TO BE DONE
A - Reproduce the passage on Agile alignment and team autonomy word for word, beginning at the words "Alignment enables autonomy" and stopping after "required to meet business objectives.".
B - Pick up the passage on Agile alignment and team autonomy after its last sentence and keep writing it.

---------- DOCUMENT PASSAGE ----------

However, to successfully scale Agile requires addressing both the culture and tools within your organization.
Alignment enables autonomy
Organizations that aspire to be agile need to consider the twin obligations of creating alignment across the enterprise and supporting team autonomy. Teams need autonomy to be efficient. And, enterprises need alignment across teams and the organization to be efficient.
Too much alignment with insufficient team autonomy leads doesn't support innovation or agility of teams to get things done. Too little alignment with each team running their own program as they want doesn't provide the insight and coordination required to meet business objectives.
With the right level of alignment across the organization and team autonomy, individuals are empowered to innovate and inspired to collaborate to meet business objectives.
7 areas to create alignment and support autonomy
As you plan how you want to grow your Agile tool set, consider the following areas that are key to creating enterprise alignment while developing team autonomy.
The organization defines the goals and roadmap for the organization. Goals can be defined as epics and features which show up on the portfolio backlog.
Teams determine how to best meet the roadmap. Teams break down goals into user stories or product backlog items using their team backlogs.
Based on business objectives, organizations determine the number and size of teams. Vertically structured feature teams lead to greater autonomy and efficiency.
With teams, there should be some established roles, such as product owner and development leads, but also room to rotate roles. For example, team members can take turns acting as Scrum Master, developing sprint demos, running sprint retrospectives, or crafting sprint emails.

---------- ROWS ----------

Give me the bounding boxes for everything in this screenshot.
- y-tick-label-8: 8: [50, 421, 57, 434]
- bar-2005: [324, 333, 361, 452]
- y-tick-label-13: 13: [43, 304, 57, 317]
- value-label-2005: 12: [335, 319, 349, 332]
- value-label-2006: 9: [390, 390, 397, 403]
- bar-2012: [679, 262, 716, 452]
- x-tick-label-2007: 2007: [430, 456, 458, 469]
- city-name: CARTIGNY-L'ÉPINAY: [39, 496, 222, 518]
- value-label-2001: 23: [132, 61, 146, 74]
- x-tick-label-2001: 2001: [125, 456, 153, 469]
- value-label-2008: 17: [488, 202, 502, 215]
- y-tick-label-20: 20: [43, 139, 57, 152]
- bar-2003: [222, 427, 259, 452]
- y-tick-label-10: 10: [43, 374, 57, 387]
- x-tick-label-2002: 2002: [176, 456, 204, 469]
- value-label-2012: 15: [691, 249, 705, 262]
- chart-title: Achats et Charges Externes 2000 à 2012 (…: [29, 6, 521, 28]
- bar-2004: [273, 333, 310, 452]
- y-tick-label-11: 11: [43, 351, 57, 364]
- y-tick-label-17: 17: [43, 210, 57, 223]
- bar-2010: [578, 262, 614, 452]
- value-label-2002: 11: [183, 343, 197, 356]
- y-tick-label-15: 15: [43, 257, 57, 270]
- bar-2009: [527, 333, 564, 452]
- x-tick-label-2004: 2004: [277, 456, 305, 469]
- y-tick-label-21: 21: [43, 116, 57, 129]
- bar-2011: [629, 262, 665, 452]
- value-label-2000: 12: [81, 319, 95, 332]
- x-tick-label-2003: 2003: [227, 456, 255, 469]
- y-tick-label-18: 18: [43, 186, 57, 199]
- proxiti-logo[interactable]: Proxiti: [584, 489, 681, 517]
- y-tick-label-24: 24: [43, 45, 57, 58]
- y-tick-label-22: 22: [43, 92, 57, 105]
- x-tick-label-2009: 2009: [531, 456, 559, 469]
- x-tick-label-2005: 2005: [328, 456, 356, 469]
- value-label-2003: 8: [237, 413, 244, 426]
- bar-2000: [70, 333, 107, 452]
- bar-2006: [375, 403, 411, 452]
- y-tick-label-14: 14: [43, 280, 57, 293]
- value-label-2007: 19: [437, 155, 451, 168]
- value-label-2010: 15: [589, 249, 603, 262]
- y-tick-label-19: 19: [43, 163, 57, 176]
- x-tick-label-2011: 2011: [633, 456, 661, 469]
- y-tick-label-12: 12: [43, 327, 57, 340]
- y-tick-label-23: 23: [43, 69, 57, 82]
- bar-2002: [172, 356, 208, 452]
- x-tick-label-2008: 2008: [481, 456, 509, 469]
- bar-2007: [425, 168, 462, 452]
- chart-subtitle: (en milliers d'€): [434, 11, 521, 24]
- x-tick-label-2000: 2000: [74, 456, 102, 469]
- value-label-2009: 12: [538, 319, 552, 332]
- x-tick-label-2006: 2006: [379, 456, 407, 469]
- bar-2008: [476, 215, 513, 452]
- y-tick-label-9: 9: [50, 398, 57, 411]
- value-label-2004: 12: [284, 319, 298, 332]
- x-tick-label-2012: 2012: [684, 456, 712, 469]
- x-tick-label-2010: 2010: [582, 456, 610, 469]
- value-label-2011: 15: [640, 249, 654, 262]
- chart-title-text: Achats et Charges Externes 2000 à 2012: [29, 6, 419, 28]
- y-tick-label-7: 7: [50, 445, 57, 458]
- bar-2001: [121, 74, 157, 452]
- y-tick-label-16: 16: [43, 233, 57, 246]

----------

THE RESULTS
A -
Alignment enables autonomy
Organizations that aspire to be agile need to consider the twin obligations of creating alignment across the enterprise and supporting team autonomy. Teams need autonomy to be efficient. And, enterprises need alignment across teams and the organization to be efficient.
Too much alignment with insufficient team autonomy leads doesn't support innovation or agility of teams to get things done. Too little alignment with each team running their own program as they want doesn't provide the insight and coordination required to meet business objectives.

B -
Agile organizations need to release products and feature updates at regular intervals. Establishing regular release and sprint schedules promotes the rhythm of the business.
Each sprint--a time boxed iteration of constant duration between two and four weeks—includes planning, executing, delivering value, reflecting, and engaging in continuous improvement.
All teams manage their work within the set sprint cadence. Teams provide input into the length of sprint that works best for them.
Teams choose the Agile methods that work for them, Scrum, Kanban, or a mix of both. Teams also take ownership of initiating and acting on their own set of continuous improvement practices.
It's possible for some teams to execute in shorter sprints. For example, if an organization sets a 2 week sprint cadence, some teams may choose to operate in 1 week sprints, while still aligning with the organizational schedule.
Just as sprints bring a natural rhythm to the flow of work, so too do regular communications. By setting expectations for the types of communications they want to see to stay aligned and how often they occur, organizations naturally create alignment across teams and the enterprise.
Team sprint emails, bug bar status, and release team feature delivery status are examples of such regular communications.
Teams determine the details that they communicate and who'll develop the communication. Their sprint emails may contain a summary of previous sprint accomplishments and next sprint plans or include a demo of recently completed features.
Each organization needs to set the criteria and standards by which they assess quality and set expectations for quality standards. A few ways they can do this is to set exit criteria for new feature development, standards to manage technical debt, and bug caps for teams or individuals.
Also, they can monitor bug status and trends by creating bug dashboards.
Teams choose how they meet the quality standards. They may stage bug bashes for new features or at the end of each sprint. They may designate an individual to act as a bug shield on a rotating basis.
Manage risk, track work
The organization determines how each functional unit will communicate status and risk. They establish a "contract of communication" as to the minimum required information the organization needs.
Also, the organization provides the infrastructure to reduce risks. The organization owes the teams anything they can do to reduce risks that are common across teams.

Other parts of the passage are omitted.